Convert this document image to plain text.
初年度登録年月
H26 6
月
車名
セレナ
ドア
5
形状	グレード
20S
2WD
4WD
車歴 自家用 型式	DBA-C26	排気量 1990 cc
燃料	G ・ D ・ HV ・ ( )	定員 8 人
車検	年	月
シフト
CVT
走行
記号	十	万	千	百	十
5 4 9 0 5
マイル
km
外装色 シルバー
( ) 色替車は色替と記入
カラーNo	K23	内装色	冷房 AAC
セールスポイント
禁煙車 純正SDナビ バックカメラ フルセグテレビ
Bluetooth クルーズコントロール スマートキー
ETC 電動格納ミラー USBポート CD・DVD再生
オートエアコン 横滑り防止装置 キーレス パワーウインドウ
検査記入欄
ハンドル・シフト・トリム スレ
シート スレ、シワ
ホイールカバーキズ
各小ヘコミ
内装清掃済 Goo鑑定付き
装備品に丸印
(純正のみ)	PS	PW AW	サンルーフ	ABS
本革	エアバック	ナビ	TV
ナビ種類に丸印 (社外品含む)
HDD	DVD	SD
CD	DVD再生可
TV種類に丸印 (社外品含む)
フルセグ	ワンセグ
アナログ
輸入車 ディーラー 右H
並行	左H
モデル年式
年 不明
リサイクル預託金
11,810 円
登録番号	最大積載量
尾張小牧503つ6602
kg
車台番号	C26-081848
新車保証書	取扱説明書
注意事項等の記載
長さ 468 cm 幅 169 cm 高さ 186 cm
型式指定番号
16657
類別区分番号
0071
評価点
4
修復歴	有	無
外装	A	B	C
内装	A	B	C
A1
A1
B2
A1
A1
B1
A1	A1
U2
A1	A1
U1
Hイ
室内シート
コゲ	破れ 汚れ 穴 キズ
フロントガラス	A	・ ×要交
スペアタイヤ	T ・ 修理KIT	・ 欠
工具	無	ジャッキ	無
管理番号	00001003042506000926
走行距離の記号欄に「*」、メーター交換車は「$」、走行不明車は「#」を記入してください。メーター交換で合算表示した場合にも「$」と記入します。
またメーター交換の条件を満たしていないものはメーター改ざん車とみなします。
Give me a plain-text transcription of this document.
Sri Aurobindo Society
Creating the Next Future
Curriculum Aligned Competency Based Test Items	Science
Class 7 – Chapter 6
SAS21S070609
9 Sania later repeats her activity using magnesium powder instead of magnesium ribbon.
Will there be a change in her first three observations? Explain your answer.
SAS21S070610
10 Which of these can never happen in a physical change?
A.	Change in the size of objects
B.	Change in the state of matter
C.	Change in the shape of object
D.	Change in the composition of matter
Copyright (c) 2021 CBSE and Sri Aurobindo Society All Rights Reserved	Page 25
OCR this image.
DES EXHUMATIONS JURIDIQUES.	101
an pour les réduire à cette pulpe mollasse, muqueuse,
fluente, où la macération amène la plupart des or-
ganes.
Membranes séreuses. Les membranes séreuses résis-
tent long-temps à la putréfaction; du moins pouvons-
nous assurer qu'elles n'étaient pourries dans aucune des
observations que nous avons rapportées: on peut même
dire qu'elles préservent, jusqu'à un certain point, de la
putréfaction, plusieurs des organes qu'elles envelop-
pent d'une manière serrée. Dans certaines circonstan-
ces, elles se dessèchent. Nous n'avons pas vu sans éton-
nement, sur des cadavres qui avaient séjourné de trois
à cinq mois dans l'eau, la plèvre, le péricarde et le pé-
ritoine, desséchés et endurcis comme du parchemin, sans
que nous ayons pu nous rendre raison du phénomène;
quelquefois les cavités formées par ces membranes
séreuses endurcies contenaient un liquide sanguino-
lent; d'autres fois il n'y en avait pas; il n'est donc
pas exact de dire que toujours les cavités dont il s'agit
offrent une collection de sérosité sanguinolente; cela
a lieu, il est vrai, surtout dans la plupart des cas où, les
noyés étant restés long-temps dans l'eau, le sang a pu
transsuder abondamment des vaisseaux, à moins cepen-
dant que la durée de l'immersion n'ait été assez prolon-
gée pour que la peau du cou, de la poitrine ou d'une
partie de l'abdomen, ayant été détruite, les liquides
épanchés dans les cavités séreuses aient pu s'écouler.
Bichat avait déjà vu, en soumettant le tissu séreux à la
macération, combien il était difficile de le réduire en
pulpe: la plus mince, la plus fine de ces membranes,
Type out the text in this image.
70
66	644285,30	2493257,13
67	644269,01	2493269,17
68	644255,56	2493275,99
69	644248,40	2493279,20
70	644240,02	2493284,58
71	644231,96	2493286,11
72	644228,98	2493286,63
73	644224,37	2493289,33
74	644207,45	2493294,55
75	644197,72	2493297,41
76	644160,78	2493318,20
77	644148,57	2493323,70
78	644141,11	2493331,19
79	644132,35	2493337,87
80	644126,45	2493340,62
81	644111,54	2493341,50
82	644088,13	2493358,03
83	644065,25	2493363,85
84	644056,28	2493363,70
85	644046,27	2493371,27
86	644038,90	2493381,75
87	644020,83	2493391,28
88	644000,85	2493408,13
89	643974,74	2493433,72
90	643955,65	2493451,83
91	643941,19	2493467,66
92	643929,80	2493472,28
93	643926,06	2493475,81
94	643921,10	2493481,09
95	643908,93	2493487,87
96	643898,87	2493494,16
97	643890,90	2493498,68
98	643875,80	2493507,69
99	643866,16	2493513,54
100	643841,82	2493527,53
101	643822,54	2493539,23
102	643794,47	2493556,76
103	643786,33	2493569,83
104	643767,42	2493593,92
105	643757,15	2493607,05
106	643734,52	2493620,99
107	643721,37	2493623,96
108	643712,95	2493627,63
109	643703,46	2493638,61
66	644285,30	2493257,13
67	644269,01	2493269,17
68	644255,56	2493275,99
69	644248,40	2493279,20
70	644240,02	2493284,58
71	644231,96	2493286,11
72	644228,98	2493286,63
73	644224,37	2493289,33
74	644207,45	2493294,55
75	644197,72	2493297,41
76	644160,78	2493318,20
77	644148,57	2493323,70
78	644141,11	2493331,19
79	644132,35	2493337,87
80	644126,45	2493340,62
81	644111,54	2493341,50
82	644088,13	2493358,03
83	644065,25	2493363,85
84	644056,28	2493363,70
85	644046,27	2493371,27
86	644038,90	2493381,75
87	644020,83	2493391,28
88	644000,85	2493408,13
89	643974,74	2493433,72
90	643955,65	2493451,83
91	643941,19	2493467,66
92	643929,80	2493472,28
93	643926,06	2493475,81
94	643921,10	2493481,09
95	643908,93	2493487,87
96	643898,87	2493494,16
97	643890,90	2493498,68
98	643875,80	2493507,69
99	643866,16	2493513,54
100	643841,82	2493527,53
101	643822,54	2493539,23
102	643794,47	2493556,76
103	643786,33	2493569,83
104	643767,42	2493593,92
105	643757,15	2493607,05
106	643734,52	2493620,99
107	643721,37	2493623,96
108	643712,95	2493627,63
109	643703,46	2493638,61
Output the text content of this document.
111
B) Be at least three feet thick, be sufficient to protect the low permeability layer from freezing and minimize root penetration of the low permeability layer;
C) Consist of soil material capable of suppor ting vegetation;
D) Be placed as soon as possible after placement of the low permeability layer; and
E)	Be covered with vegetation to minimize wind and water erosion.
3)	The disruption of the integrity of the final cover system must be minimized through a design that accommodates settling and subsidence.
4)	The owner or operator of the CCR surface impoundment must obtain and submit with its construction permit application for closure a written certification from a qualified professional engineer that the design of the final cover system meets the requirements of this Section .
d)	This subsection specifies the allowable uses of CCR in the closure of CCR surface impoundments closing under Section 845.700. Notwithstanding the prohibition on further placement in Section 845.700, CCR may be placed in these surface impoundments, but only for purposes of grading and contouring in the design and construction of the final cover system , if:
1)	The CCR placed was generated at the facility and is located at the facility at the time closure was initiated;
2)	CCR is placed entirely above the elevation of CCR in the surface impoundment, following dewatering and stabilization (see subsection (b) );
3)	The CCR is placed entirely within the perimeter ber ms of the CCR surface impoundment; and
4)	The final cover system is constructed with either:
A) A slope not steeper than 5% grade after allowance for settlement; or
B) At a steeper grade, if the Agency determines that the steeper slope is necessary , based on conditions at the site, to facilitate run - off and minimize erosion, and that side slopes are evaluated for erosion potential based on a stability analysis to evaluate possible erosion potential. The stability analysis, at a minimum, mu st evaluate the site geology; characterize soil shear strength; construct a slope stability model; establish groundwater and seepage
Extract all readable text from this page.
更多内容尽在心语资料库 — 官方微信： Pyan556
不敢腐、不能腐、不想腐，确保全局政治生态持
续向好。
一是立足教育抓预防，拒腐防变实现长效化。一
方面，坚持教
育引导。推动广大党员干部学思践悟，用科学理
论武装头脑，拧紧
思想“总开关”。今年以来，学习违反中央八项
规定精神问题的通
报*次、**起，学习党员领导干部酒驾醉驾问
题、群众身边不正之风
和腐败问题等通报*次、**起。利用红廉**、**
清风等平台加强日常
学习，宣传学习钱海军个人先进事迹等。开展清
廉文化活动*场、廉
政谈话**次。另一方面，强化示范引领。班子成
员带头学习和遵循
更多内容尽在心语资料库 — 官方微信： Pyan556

* [STATED EXERCISE]: Collect the lines that hold "réduire".

* [THE COMPLETED TASK]:
an pour les réduire à cette pulpe mollasse, muqueuse,
macération, combien il était difficile de le réduire en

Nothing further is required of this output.